*EXERCISE INSTRUCTIONS*. Filter the records below for the word "plus". Copy each line that holds it.

*GIVEN ENTRIES*.
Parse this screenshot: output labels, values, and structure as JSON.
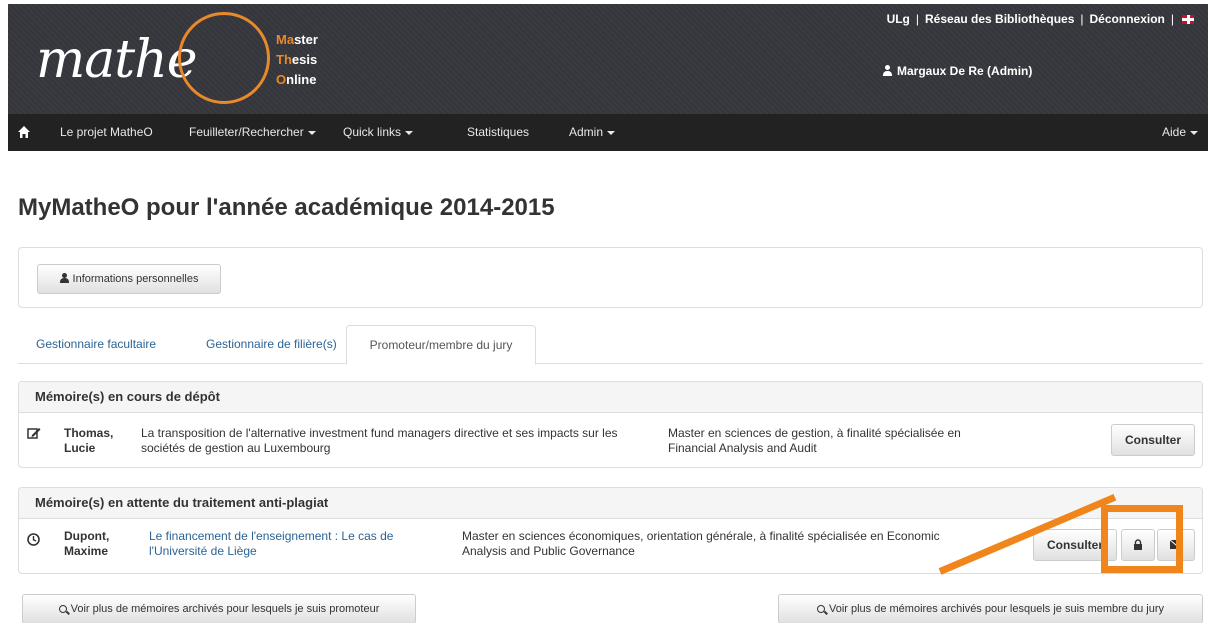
{
  "app": {
    "logo_text": "mathe",
    "logo_line1_hl": "Ma",
    "logo_line1_rest": "ster",
    "logo_line2_hl": "Th",
    "logo_line2_rest": "esis",
    "logo_line3_hl": "O",
    "logo_line3_rest": "nline"
  },
  "toplinks": {
    "ulg": "ULg",
    "libraries": "Réseau des Bibliothèques",
    "logout": "Déconnexion",
    "flag": "uk-flag-icon"
  },
  "user": {
    "name": "Margaux De Re (Admin)"
  },
  "nav": {
    "home_icon": "home-icon",
    "project": "Le projet MatheO",
    "browse": "Feuilleter/Rechercher",
    "quicklinks": "Quick links",
    "stats": "Statistiques",
    "admin": "Admin",
    "help": "Aide"
  },
  "page": {
    "title": "MyMatheO pour l'année académique 2014-2015"
  },
  "info": {
    "button_label": "Informations personnelles"
  },
  "tabs": [
    {
      "label": "Gestionnaire facultaire"
    },
    {
      "label": "Gestionnaire de filière(s)"
    },
    {
      "label": "Promoteur/membre du jury"
    }
  ],
  "panel1": {
    "title": "Mémoire(s) en cours de dépôt",
    "row": {
      "icon": "edit-icon",
      "name_line1": "Thomas,",
      "name_line2": "Lucie",
      "title_line1": "La transposition de l'alternative investment fund managers directive et ses impacts sur les",
      "title_line2": "sociétés de gestion au Luxembourg",
      "program_line1": "Master en sciences de gestion, à finalité spécialisée en",
      "program_line2": "Financial Analysis and Audit",
      "button": "Consulter"
    }
  },
  "panel2": {
    "title": "Mémoire(s) en attente du traitement anti-plagiat",
    "row": {
      "icon": "clock-icon",
      "name_line1": "Dupont,",
      "name_line2": "Maxime",
      "title_line1": "Le financement de l'enseignement : Le cas de",
      "title_line2": "l'Université de Liège",
      "program_line1": "Master en sciences économiques, orientation générale, à finalité spécialisée en Economic",
      "program_line2": "Analysis and Public Governance",
      "button": "Consulter",
      "lock_icon": "lock-icon",
      "mail_icon": "envelope-icon"
    }
  },
  "footer": {
    "promoter_btn": "Voir plus de mémoires archivés pour lesquels je suis promoteur",
    "jury_btn": "Voir plus de mémoires archivés pour lesquels je suis membre du jury"
  },
  "colors": {
    "accent": "#f0851c",
    "header": "#3a3b40",
    "navbar": "#222222",
    "link": "#2a6496"
  }
}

*EXERCISE SOLUTION*.
    "promoter_btn": "Voir plus de mémoires archivés pour lesquels je suis promoteur",
    "jury_btn": "Voir plus de mémoires archivés pour lesquels je suis membre du jury"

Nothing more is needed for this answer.